[WRITTEN TASK]
Your task is to output all the records below, word for word.

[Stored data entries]

────

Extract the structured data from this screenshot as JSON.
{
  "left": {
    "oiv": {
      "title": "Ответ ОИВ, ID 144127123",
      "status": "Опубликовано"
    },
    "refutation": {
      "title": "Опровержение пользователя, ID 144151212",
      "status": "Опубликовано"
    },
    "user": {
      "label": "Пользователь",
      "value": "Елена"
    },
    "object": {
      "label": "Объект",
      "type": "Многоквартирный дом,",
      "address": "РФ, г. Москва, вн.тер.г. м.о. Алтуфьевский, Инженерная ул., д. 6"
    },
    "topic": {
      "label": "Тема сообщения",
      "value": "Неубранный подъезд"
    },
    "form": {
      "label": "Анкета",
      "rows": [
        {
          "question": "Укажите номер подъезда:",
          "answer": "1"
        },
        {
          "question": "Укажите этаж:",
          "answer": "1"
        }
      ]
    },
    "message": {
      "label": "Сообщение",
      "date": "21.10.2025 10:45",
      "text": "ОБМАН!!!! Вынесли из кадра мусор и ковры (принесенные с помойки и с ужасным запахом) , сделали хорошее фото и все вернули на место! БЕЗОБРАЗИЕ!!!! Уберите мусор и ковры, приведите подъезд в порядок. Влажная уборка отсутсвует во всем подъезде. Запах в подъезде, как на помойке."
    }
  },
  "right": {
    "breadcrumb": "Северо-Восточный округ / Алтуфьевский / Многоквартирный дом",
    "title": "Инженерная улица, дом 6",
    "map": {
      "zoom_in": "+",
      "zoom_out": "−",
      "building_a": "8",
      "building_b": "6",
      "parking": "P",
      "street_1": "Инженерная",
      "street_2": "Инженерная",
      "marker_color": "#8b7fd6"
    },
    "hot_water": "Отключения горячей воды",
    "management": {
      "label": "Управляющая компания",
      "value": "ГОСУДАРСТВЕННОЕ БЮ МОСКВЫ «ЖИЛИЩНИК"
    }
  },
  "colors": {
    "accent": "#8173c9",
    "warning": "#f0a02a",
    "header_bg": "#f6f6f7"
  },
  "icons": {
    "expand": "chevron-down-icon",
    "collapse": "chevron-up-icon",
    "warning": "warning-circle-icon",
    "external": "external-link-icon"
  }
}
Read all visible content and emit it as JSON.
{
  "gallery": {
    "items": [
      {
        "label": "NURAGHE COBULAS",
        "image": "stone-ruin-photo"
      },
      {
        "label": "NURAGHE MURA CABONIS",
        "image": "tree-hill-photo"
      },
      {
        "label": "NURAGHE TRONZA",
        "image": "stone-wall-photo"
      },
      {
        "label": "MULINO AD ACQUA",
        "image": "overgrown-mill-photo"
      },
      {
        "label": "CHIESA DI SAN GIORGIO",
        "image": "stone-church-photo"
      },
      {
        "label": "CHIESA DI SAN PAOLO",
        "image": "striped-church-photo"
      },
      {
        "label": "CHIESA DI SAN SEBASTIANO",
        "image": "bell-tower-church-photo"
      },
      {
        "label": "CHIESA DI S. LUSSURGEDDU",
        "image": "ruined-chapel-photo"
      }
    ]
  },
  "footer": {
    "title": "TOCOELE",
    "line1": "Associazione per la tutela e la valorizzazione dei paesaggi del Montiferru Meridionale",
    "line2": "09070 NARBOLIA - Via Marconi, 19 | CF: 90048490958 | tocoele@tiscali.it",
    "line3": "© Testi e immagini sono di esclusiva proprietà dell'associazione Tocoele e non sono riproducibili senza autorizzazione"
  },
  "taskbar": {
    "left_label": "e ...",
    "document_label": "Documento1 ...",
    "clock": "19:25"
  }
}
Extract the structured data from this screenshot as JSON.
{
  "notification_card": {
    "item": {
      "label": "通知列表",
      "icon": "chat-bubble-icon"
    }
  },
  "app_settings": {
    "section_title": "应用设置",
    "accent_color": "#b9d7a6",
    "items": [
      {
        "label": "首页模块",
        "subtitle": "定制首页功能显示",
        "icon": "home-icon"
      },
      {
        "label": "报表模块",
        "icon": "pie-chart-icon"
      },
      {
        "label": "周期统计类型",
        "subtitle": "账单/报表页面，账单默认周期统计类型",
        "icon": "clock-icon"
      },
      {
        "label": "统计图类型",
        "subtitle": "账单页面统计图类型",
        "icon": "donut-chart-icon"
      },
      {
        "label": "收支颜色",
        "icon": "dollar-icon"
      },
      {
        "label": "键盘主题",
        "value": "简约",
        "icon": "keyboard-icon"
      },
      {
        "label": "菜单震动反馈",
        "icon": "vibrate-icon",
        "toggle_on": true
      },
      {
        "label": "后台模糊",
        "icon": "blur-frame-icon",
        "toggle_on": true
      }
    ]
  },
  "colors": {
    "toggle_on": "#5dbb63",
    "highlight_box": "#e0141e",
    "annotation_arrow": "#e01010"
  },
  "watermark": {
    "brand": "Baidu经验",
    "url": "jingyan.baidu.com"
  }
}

────

[PROBLEM SOLUTION]
Extract the structured data from this screenshot as JSON.
{
  "left": {
    "oiv": {
      "title": "Ответ ОИВ, ID 144127123",
      "status": "Опубликовано"
    },
    "refutation": {
      "title": "Опровержение пользователя, ID 144151212",
      "status": "Опубликовано"
    },
    "user": {
      "label": "Пользователь",
      "value": "Елена"
    },
    "object": {
      "label": "Объект",
      "type": "Многоквартирный дом,",
      "address": "РФ, г. Москва, вн.тер.г. м.о. Алтуфьевский, Инженерная ул., д. 6"
    },
    "topic": {
      "label": "Тема сообщения",
      "value": "Неубранный подъезд"
    },
    "form": {
      "label": "Анкета",
      "rows": [
        {
          "question": "Укажите номер подъезда:",
          "answer": "1"
        },
        {
          "question": "Укажите этаж:",
          "answer": "1"
        }
      ]
    },
    "message": {
      "label": "Сообщение",
      "date": "21.10.2025 10:45",
      "text": "ОБМАН!!!! Вынесли из кадра мусор и ковры (принесенные с помойки и с ужасным запахом) , сделали хорошее фото и все вернули на место! БЕЗОБРАЗИЕ!!!! Уберите мусор и ковры, приведите подъезд в порядок. Влажная уборка отсутсвует во всем подъезде. Запах в подъезде, как на помойке."
    }
  },
  "right": {
    "breadcrumb": "Северо-Восточный округ / Алтуфьевский / Многоквартирный дом",
    "title": "Инженерная улица, дом 6",
    "map": {
      "zoom_in": "+",
      "zoom_out": "−",
      "building_a": "8",
      "building_b": "6",
      "parking": "P",
      "street_1": "Инженерная",
      "street_2": "Инженерная",
      "marker_color": "#8b7fd6"
    },
    "hot_water": "Отключения горячей воды",
    "management": {
      "label": "Управляющая компания",
      "value": "ГОСУДАРСТВЕННОЕ БЮ МОСКВЫ «ЖИЛИЩНИК"
    }
  },
  "colors": {
    "accent": "#8173c9",
    "warning": "#f0a02a",
    "header_bg": "#f6f6f7"
  },
  "icons": {
    "expand": "chevron-down-icon",
    "collapse": "chevron-up-icon",
    "warning": "warning-circle-icon",
    "external": "external-link-icon"
  }
}
Read all visible content and emit it as JSON.
{
  "gallery": {
    "items": [
      {
        "label": "NURAGHE COBULAS",
        "image": "stone-ruin-photo"
      },
      {
        "label": "NURAGHE MURA CABONIS",
        "image": "tree-hill-photo"
      },
      {
        "label": "NURAGHE TRONZA",
        "image": "stone-wall-photo"
      },
      {
        "label": "MULINO AD ACQUA",
        "image": "overgrown-mill-photo"
      },
      {
        "label": "CHIESA DI SAN GIORGIO",
        "image": "stone-church-photo"
      },
      {
        "label": "CHIESA DI SAN PAOLO",
        "image": "striped-church-photo"
      },
      {
        "label": "CHIESA DI SAN SEBASTIANO",
        "image": "bell-tower-church-photo"
      },
      {
        "label": "CHIESA DI S. LUSSURGEDDU",
        "image": "ruined-chapel-photo"
      }
    ]
  },
  "footer": {
    "title": "TOCOELE",
    "line1": "Associazione per la tutela e la valorizzazione dei paesaggi del Montiferru Meridionale",
    "line2": "09070 NARBOLIA - Via Marconi, 19 | CF: 90048490958 | tocoele@tiscali.it",
    "line3": "© Testi e immagini sono di esclusiva proprietà dell'associazione Tocoele e non sono riproducibili senza autorizzazione"
  },
  "taskbar": {
    "left_label": "e ...",
    "document_label": "Documento1 ...",
    "clock": "19:25"
  }
}
Extract the structured data from this screenshot as JSON.
{
  "notification_card": {
    "item": {
      "label": "通知列表",
      "icon": "chat-bubble-icon"
    }
  },
  "app_settings": {
    "section_title": "应用设置",
    "accent_color": "#b9d7a6",
    "items": [
      {
        "label": "首页模块",
        "subtitle": "定制首页功能显示",
        "icon": "home-icon"
      },
      {
        "label": "报表模块",
        "icon": "pie-chart-icon"
      },
      {
        "label": "周期统计类型",
        "subtitle": "账单/报表页面，账单默认周期统计类型",
        "icon": "clock-icon"
      },
      {
        "label": "统计图类型",
        "subtitle": "账单页面统计图类型",
        "icon": "donut-chart-icon"
      },
      {
        "label": "收支颜色",
        "icon": "dollar-icon"
      },
      {
        "label": "键盘主题",
        "value": "简约",
        "icon": "keyboard-icon"
      },
      {
        "label": "菜单震动反馈",
        "icon": "vibrate-icon",
        "toggle_on": true
      },
      {
        "label": "后台模糊",
        "icon": "blur-frame-icon",
        "toggle_on": true
      }
    ]
  },
  "colors": {
    "toggle_on": "#5dbb63",
    "highlight_box": "#e0141e",
    "annotation_arrow": "#e01010"
  },
  "watermark": {
    "brand": "Baidu经验",
    "url": "jingyan.baidu.com"
  }
}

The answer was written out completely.